→ **Input**:
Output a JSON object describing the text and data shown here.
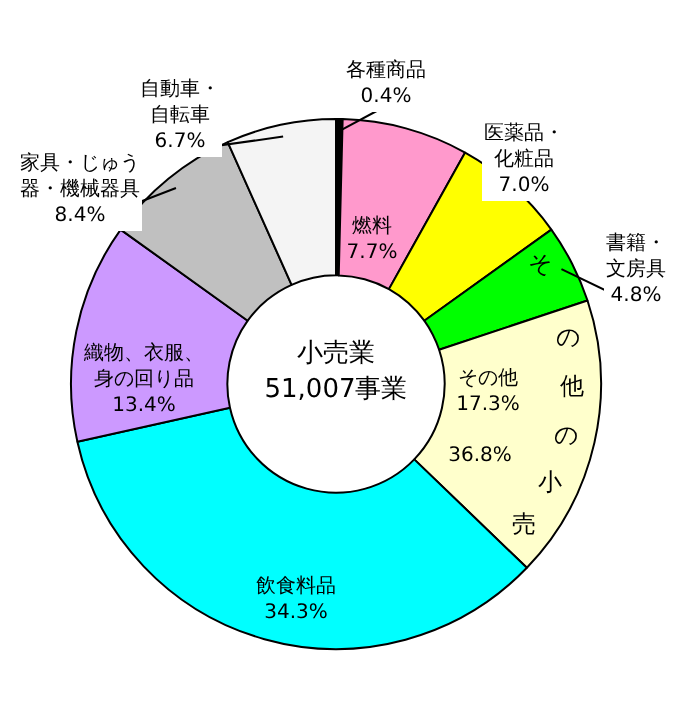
{
  "chart_data": {
    "type": "donut",
    "title": "小売業\n51,007事業",
    "categories": [
      "各種商品",
      "燃料",
      "医薬品・化粧品",
      "書籍・文房具",
      "その他",
      "飲食料品",
      "織物、衣服、身の回り品",
      "家具・じゅう器・機械器具",
      "自動車・自転車"
    ],
    "values": [
      0.4,
      7.7,
      7.0,
      4.8,
      17.3,
      34.3,
      13.4,
      8.4,
      6.7
    ],
    "value_labels": [
      "0.4%",
      "7.7%",
      "7.0%",
      "4.8%",
      "17.3%",
      "34.3%",
      "13.4%",
      "8.4%",
      "6.7%"
    ],
    "colors": [
      "#000000",
      "#ff99cc",
      "#ffff00",
      "#00ff00",
      "#ffffcc",
      "#00ffff",
      "#cc99ff",
      "#c0c0c0",
      "#f4f4f4"
    ],
    "annotations": [
      "その他の小売\n36.8%"
    ],
    "legend": false
  }
}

→ **Goal of the exercise**: Write out all the entries word for word, but skip any images.

→ **Completed task**:
Output a JSON object describing the text and data shown here.
{
  "chart_data": {
    "type": "donut",
    "title": "小売業\n51,007事業",
    "categories": [
      "各種商品",
      "燃料",
      "医薬品・化粧品",
      "書籍・文房具",
      "その他",
      "飲食料品",
      "織物、衣服、身の回り品",
      "家具・じゅう器・機械器具",
      "自動車・自転車"
    ],
    "values": [
      0.4,
      7.7,
      7.0,
      4.8,
      17.3,
      34.3,
      13.4,
      8.4,
      6.7
    ],
    "value_labels": [
      "0.4%",
      "7.7%",
      "7.0%",
      "4.8%",
      "17.3%",
      "34.3%",
      "13.4%",
      "8.4%",
      "6.7%"
    ],
    "colors": [
      "#000000",
      "#ff99cc",
      "#ffff00",
      "#00ff00",
      "#ffffcc",
      "#00ffff",
      "#cc99ff",
      "#c0c0c0",
      "#f4f4f4"
    ],
    "annotations": [
      "その他の小売\n36.8%"
    ],
    "legend": false
  }
}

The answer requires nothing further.